- [PROBLEM STATEMENT]: Reproduce the listing exactly, with no pictures in your copy.

- [STORED RECORDS]:
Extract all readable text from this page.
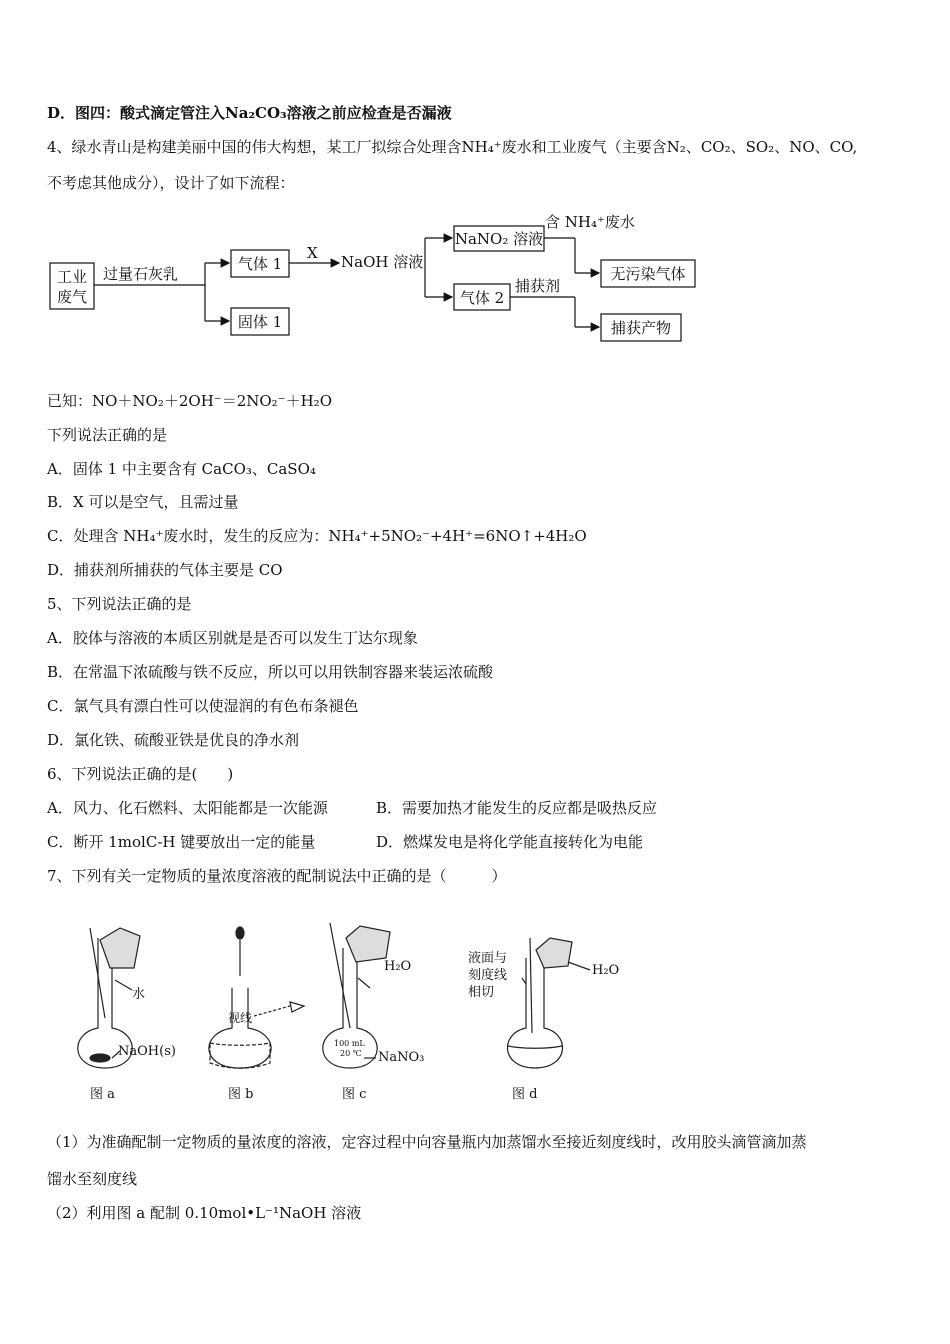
D．图四：酸式滴定管注入Na₂CO₃溶液之前应检查是否漏液
4、绿水青山是构建美丽中国的伟大构想，某工厂拟综合处理含NH₄⁺废水和工业废气（主要含N₂、CO₂、SO₂、NO、CO,
不考虑其他成分），设计了如下流程：
工业
废气
过量石灰乳
气体 1
固体 1
X NaOH 溶液
NaNO₂ 溶液
含 NH₄⁺废水
气体 2
捕获剂
无污染气体
捕获产物
已知：NO＋NO₂＋2OH⁻＝2NO₂⁻＋H₂O
下列说法正确的是
A．固体 1 中主要含有 CaCO₃、CaSO₄
B．X 可以是空气，且需过量
C．处理含 NH₄⁺废水时，发生的反应为：NH₄⁺+5NO₂⁻+4H⁺=6NO↑+4H₂O
D．捕获剂所捕获的气体主要是 CO
5、下列说法正确的是
A．胶体与溶液的本质区别就是是否可以发生丁达尔现象
B．在常温下浓硫酸与铁不反应，所以可以用铁制容器来装运浓硫酸
C．氯气具有漂白性可以使湿润的有色布条褪色
D．氯化铁、硫酸亚铁是优良的净水剂
6、下列说法正确的是(　　)
A．风力、化石燃料、太阳能都是一次能源	B．需要加热才能发生的反应都是吸热反应
C．断开 1molC-H 键要放出一定的能量	D．燃煤发电是将化学能直接转化为电能
7、下列有关一定物质的量浓度溶液的配制说法中正确的是（　　　）
水
NaOH(s)
视线
H₂O
100 mL
20 ℃ NaNO₃
液面与
刻度线
相切
H₂O
图 a	图 b	图 c	图 d
（1）为准确配制一定物质的量浓度的溶液，定容过程中向容量瓶内加蒸馏水至接近刻度线时，改用胶头滴管滴加蒸
馏水至刻度线
（2）利用图 a 配制 0.10mol•L⁻¹NaOH 溶液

- [REPLY]:
Extract all readable text from this page.
D．图四：酸式滴定管注入Na₂CO₃溶液之前应检查是否漏液
4、绿水青山是构建美丽中国的伟大构想，某工厂拟综合处理含NH₄⁺废水和工业废气（主要含N₂、CO₂、SO₂、NO、CO,
不考虑其他成分），设计了如下流程：
工业
废气
过量石灰乳
气体 1
固体 1
X NaOH 溶液
NaNO₂ 溶液
含 NH₄⁺废水
气体 2
捕获剂
无污染气体
捕获产物
已知：NO＋NO₂＋2OH⁻＝2NO₂⁻＋H₂O
下列说法正确的是
A．固体 1 中主要含有 CaCO₃、CaSO₄
B．X 可以是空气，且需过量
C．处理含 NH₄⁺废水时，发生的反应为：NH₄⁺+5NO₂⁻+4H⁺=6NO↑+4H₂O
D．捕获剂所捕获的气体主要是 CO
5、下列说法正确的是
A．胶体与溶液的本质区别就是是否可以发生丁达尔现象
B．在常温下浓硫酸与铁不反应，所以可以用铁制容器来装运浓硫酸
C．氯气具有漂白性可以使湿润的有色布条褪色
D．氯化铁、硫酸亚铁是优良的净水剂
6、下列说法正确的是(　　)
A．风力、化石燃料、太阳能都是一次能源	B．需要加热才能发生的反应都是吸热反应
C．断开 1molC-H 键要放出一定的能量	D．燃煤发电是将化学能直接转化为电能
7、下列有关一定物质的量浓度溶液的配制说法中正确的是（　　　）
水
NaOH(s)
视线
H₂O
100 mL
20 ℃ NaNO₃
液面与
刻度线
相切
H₂O
图 a	图 b	图 c	图 d
（1）为准确配制一定物质的量浓度的溶液，定容过程中向容量瓶内加蒸馏水至接近刻度线时，改用胶头滴管滴加蒸
馏水至刻度线
（2）利用图 a 配制 0.10mol•L⁻¹NaOH 溶液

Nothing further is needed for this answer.